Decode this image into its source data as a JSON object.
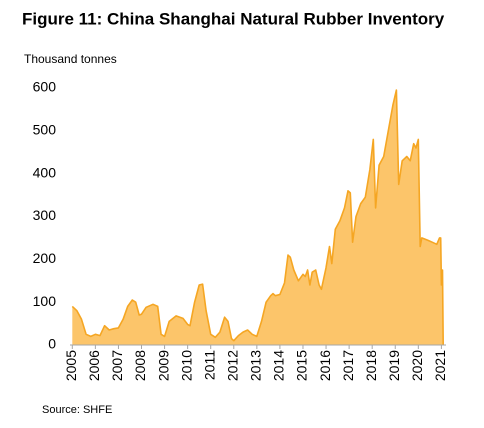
{
  "chart_data": {
    "type": "area",
    "title": "Figure 11: China Shanghai Natural Rubber Inventory",
    "y_label": "Thousand tonnes",
    "source": "Source: SHFE",
    "color": "#fcc56a",
    "line_color": "#f5a623",
    "x": [
      2005.0,
      2005.2,
      2005.4,
      2005.6,
      2005.8,
      2006.0,
      2006.2,
      2006.4,
      2006.6,
      2006.8,
      2007.0,
      2007.2,
      2007.4,
      2007.6,
      2007.75,
      2007.9,
      2008.0,
      2008.2,
      2008.5,
      2008.7,
      2008.85,
      2009.0,
      2009.2,
      2009.5,
      2009.8,
      2010.0,
      2010.1,
      2010.3,
      2010.5,
      2010.65,
      2010.8,
      2011.0,
      2011.2,
      2011.4,
      2011.6,
      2011.75,
      2011.9,
      2012.0,
      2012.2,
      2012.4,
      2012.6,
      2012.8,
      2013.0,
      2013.2,
      2013.4,
      2013.6,
      2013.7,
      2013.8,
      2014.0,
      2014.2,
      2014.35,
      2014.45,
      2014.6,
      2014.8,
      2015.0,
      2015.1,
      2015.2,
      2015.3,
      2015.4,
      2015.55,
      2015.7,
      2015.8,
      2016.0,
      2016.15,
      2016.25,
      2016.4,
      2016.6,
      2016.8,
      2016.95,
      2017.05,
      2017.15,
      2017.3,
      2017.5,
      2017.7,
      2017.9,
      2018.05,
      2018.15,
      2018.3,
      2018.5,
      2018.7,
      2018.9,
      2019.05,
      2019.15,
      2019.3,
      2019.5,
      2019.65,
      2019.8,
      2019.9,
      2020.0,
      2020.08,
      2020.15,
      2020.4,
      2020.6,
      2020.8,
      2020.92,
      2020.97,
      2021.0,
      2021.05,
      2021.08
    ],
    "values": [
      90,
      80,
      60,
      25,
      20,
      25,
      22,
      45,
      35,
      38,
      40,
      60,
      90,
      105,
      100,
      70,
      72,
      88,
      95,
      90,
      25,
      20,
      55,
      68,
      62,
      48,
      45,
      100,
      140,
      142,
      80,
      25,
      18,
      30,
      65,
      55,
      15,
      10,
      22,
      30,
      35,
      25,
      20,
      55,
      100,
      115,
      120,
      115,
      118,
      145,
      210,
      205,
      175,
      150,
      165,
      160,
      175,
      140,
      170,
      175,
      140,
      130,
      180,
      230,
      190,
      270,
      290,
      320,
      360,
      355,
      240,
      300,
      330,
      345,
      410,
      480,
      320,
      420,
      440,
      500,
      560,
      595,
      375,
      430,
      440,
      430,
      470,
      460,
      480,
      230,
      250,
      245,
      240,
      235,
      250,
      250,
      140,
      175,
      0
    ],
    "xlim": [
      2004.9,
      2021.2
    ],
    "xticks": [
      2005,
      2006,
      2007,
      2008,
      2009,
      2010,
      2011,
      2012,
      2013,
      2014,
      2015,
      2016,
      2017,
      2018,
      2019,
      2020,
      2021
    ],
    "ylim": [
      0,
      600
    ],
    "yticks": [
      0,
      100,
      200,
      300,
      400,
      500,
      600
    ]
  }
}
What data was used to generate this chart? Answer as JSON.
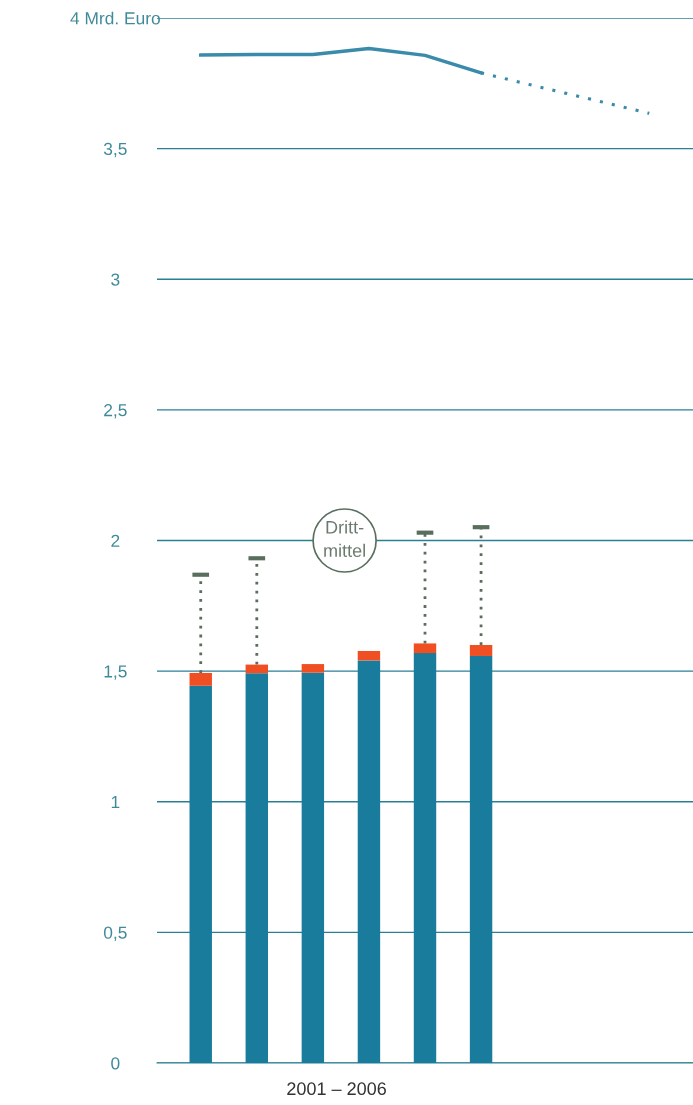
{
  "chart_data": {
    "type": "bar",
    "stacked": true,
    "xlabel": "2001 – 2006",
    "categories": [
      null,
      null,
      null,
      null,
      null,
      null,
      null,
      null,
      null
    ],
    "series": [
      {
        "color": "#1a7c9c",
        "values": [
          1.444,
          1.492,
          1.494,
          1.541,
          1.569,
          1.558,
          null,
          null,
          null
        ]
      },
      {
        "color": "#f04e23",
        "values": [
          0.049,
          0.033,
          0.033,
          0.036,
          0.037,
          0.042,
          null,
          null,
          null
        ],
        "errors": [
          [
            1.493,
            1.869
          ],
          [
            1.525,
            1.932
          ],
          null,
          null,
          [
            1.606,
            2.03
          ],
          [
            1.6,
            2.051
          ],
          null,
          null,
          null
        ]
      },
      {
        "type": "line",
        "color": "#3a8aaa",
        "line_style": "solid",
        "values": [
          3.858,
          3.86,
          3.86,
          3.883,
          3.857,
          3.79,
          null,
          null,
          null
        ]
      },
      {
        "type": "line",
        "color": "#3a8aaa",
        "line_style": "dotted",
        "values": [
          null,
          null,
          null,
          null,
          null,
          3.79,
          3.738,
          3.687,
          3.635
        ]
      }
    ],
    "annotations": [
      "Dritt-\nmittel"
    ],
    "ylim": [
      0,
      4
    ],
    "yticks": [
      0,
      {
        "value": 0.5,
        "label": "0,5"
      },
      1,
      {
        "value": 1.5,
        "label": "1,5"
      },
      2,
      {
        "value": 2.5,
        "label": "2,5"
      },
      3,
      {
        "value": 3.5,
        "label": "3,5"
      },
      {
        "value": 4,
        "label": "4 Mrd. Euro"
      }
    ],
    "grid": "y",
    "legend": false,
    "tick_labels": "y"
  }
}
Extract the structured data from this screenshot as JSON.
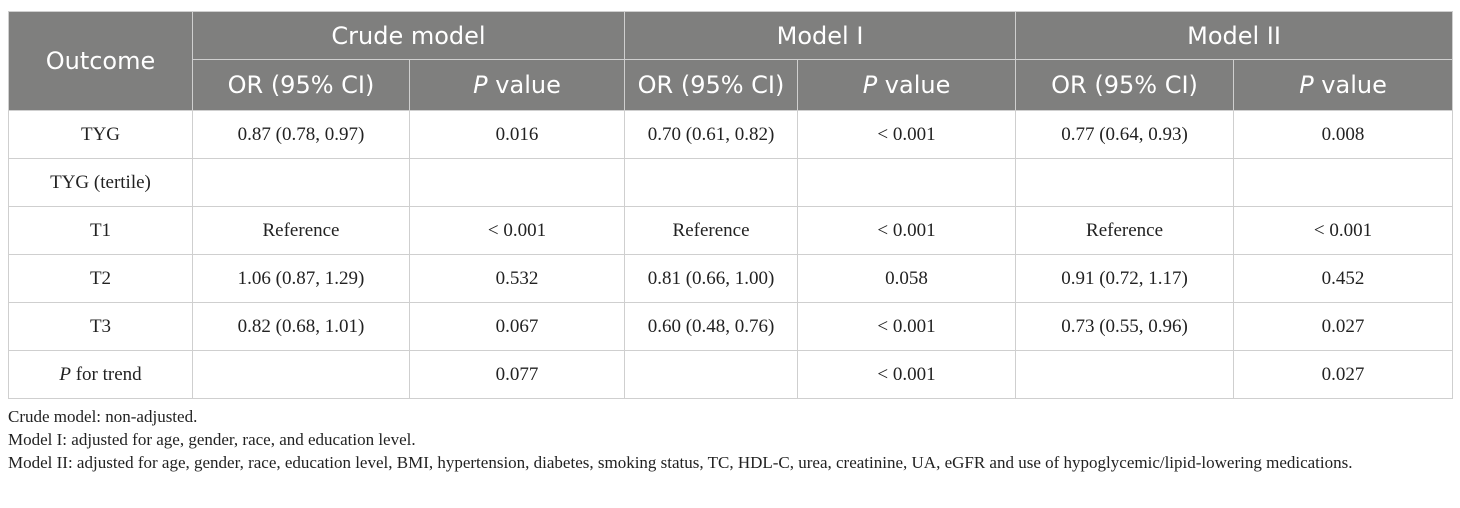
{
  "header": {
    "outcome": "Outcome",
    "groups": [
      "Crude model",
      "Model I",
      "Model II"
    ],
    "or_label": "OR (95% CI)",
    "p_italic": "P",
    "p_rest": " value"
  },
  "rows": [
    {
      "label": "TYG",
      "cells": [
        "0.87 (0.78, 0.97)",
        "0.016",
        "0.70 (0.61, 0.82)",
        "< 0.001",
        "0.77 (0.64, 0.93)",
        "0.008"
      ]
    },
    {
      "label": "TYG (tertile)",
      "cells": [
        "",
        "",
        "",
        "",
        "",
        ""
      ]
    },
    {
      "label": "T1",
      "cells": [
        "Reference",
        "< 0.001",
        "Reference",
        "< 0.001",
        "Reference",
        "< 0.001"
      ]
    },
    {
      "label": "T2",
      "cells": [
        "1.06 (0.87, 1.29)",
        "0.532",
        "0.81 (0.66, 1.00)",
        "0.058",
        "0.91 (0.72, 1.17)",
        "0.452"
      ]
    },
    {
      "label": "T3",
      "cells": [
        "0.82 (0.68, 1.01)",
        "0.067",
        "0.60 (0.48, 0.76)",
        "< 0.001",
        "0.73 (0.55, 0.96)",
        "0.027"
      ]
    },
    {
      "label_italic": "P",
      "label_rest": " for trend",
      "cells": [
        "",
        "0.077",
        "",
        "< 0.001",
        "",
        "0.027"
      ]
    }
  ],
  "notes": [
    "Crude model: non-adjusted.",
    "Model I: adjusted for age, gender, race, and education level.",
    "Model II: adjusted for age, gender, race, education level, BMI, hypertension, diabetes, smoking status, TC, HDL-C, urea, creatinine, UA, eGFR and use of hypoglycemic/lipid-lowering medications."
  ]
}
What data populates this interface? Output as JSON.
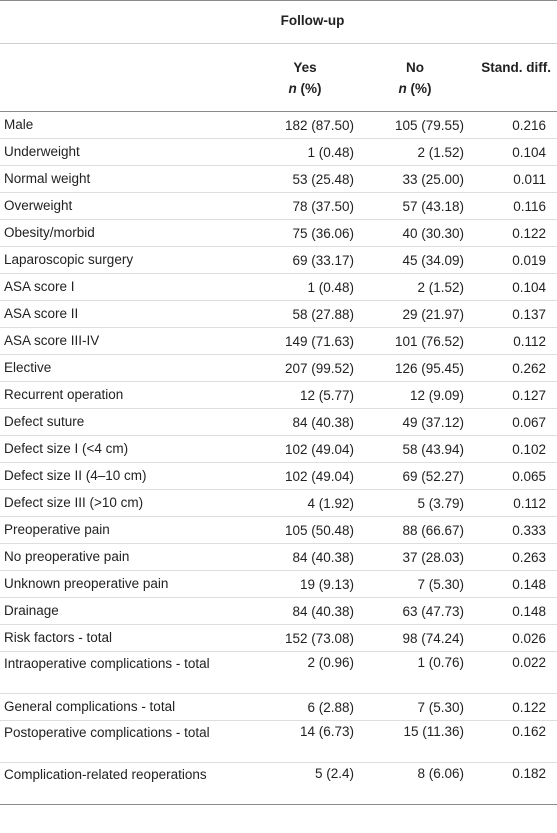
{
  "header": {
    "group_title": "Follow-up",
    "columns": [
      {
        "label": "Yes",
        "sub_n": "n",
        "sub_pct": " (%)"
      },
      {
        "label": "No",
        "sub_n": "n",
        "sub_pct": " (%)"
      },
      {
        "label": "Stand. diff.",
        "sub_n": "",
        "sub_pct": ""
      }
    ]
  },
  "rows": [
    {
      "label": "Male",
      "yes": "182 (87.50)",
      "no": "105 (79.55)",
      "diff": "0.216"
    },
    {
      "label": "Underweight",
      "yes": "1 (0.48)",
      "no": "2 (1.52)",
      "diff": "0.104"
    },
    {
      "label": "Normal weight",
      "yes": "53 (25.48)",
      "no": "33 (25.00)",
      "diff": "0.011"
    },
    {
      "label": "Overweight",
      "yes": "78 (37.50)",
      "no": "57 (43.18)",
      "diff": "0.116"
    },
    {
      "label": "Obesity/morbid",
      "yes": "75 (36.06)",
      "no": "40 (30.30)",
      "diff": "0.122"
    },
    {
      "label": "Laparoscopic surgery",
      "yes": "69 (33.17)",
      "no": "45 (34.09)",
      "diff": "0.019"
    },
    {
      "label": "ASA score I",
      "yes": "1 (0.48)",
      "no": "2 (1.52)",
      "diff": "0.104"
    },
    {
      "label": "ASA score II",
      "yes": "58 (27.88)",
      "no": "29 (21.97)",
      "diff": "0.137"
    },
    {
      "label": "ASA score III-IV",
      "yes": "149 (71.63)",
      "no": "101 (76.52)",
      "diff": "0.112"
    },
    {
      "label": "Elective",
      "yes": "207 (99.52)",
      "no": "126 (95.45)",
      "diff": "0.262"
    },
    {
      "label": "Recurrent operation",
      "yes": "12 (5.77)",
      "no": "12 (9.09)",
      "diff": "0.127"
    },
    {
      "label": "Defect suture",
      "yes": "84 (40.38)",
      "no": "49 (37.12)",
      "diff": "0.067"
    },
    {
      "label": "Defect size I (<4 cm)",
      "yes": "102 (49.04)",
      "no": "58 (43.94)",
      "diff": "0.102"
    },
    {
      "label": "Defect size II (4–10 cm)",
      "yes": "102 (49.04)",
      "no": "69 (52.27)",
      "diff": "0.065"
    },
    {
      "label": "Defect size III (>10 cm)",
      "yes": "4 (1.92)",
      "no": "5 (3.79)",
      "diff": "0.112"
    },
    {
      "label": "Preoperative pain",
      "yes": "105 (50.48)",
      "no": "88 (66.67)",
      "diff": "0.333"
    },
    {
      "label": "No preoperative pain",
      "yes": "84 (40.38)",
      "no": "37 (28.03)",
      "diff": "0.263"
    },
    {
      "label": "Unknown preoperative pain",
      "yes": "19 (9.13)",
      "no": "7 (5.30)",
      "diff": "0.148"
    },
    {
      "label": "Drainage",
      "yes": "84 (40.38)",
      "no": "63 (47.73)",
      "diff": "0.148"
    },
    {
      "label": "Risk factors - total",
      "yes": "152 (73.08)",
      "no": "98 (74.24)",
      "diff": "0.026"
    },
    {
      "label": "Intraoperative complications - total",
      "yes": "2 (0.96)",
      "no": "1 (0.76)",
      "diff": "0.022"
    },
    {
      "label": "General complications - total",
      "yes": "6 (2.88)",
      "no": "7 (5.30)",
      "diff": "0.122"
    },
    {
      "label": "Postoperative complications - total",
      "yes": "14 (6.73)",
      "no": "15 (11.36)",
      "diff": "0.162"
    },
    {
      "label": "Complication-related reoperations",
      "yes": "5 (2.4)",
      "no": "8 (6.06)",
      "diff": "0.182"
    }
  ]
}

## WHAT YOU NEED TO DO
Copy out each line in the preceding records that contains "type".

## REPLY TO THE EXERCISE
    "type": "area",
    "type": "bar",
        "type": "line",
        "type": "line",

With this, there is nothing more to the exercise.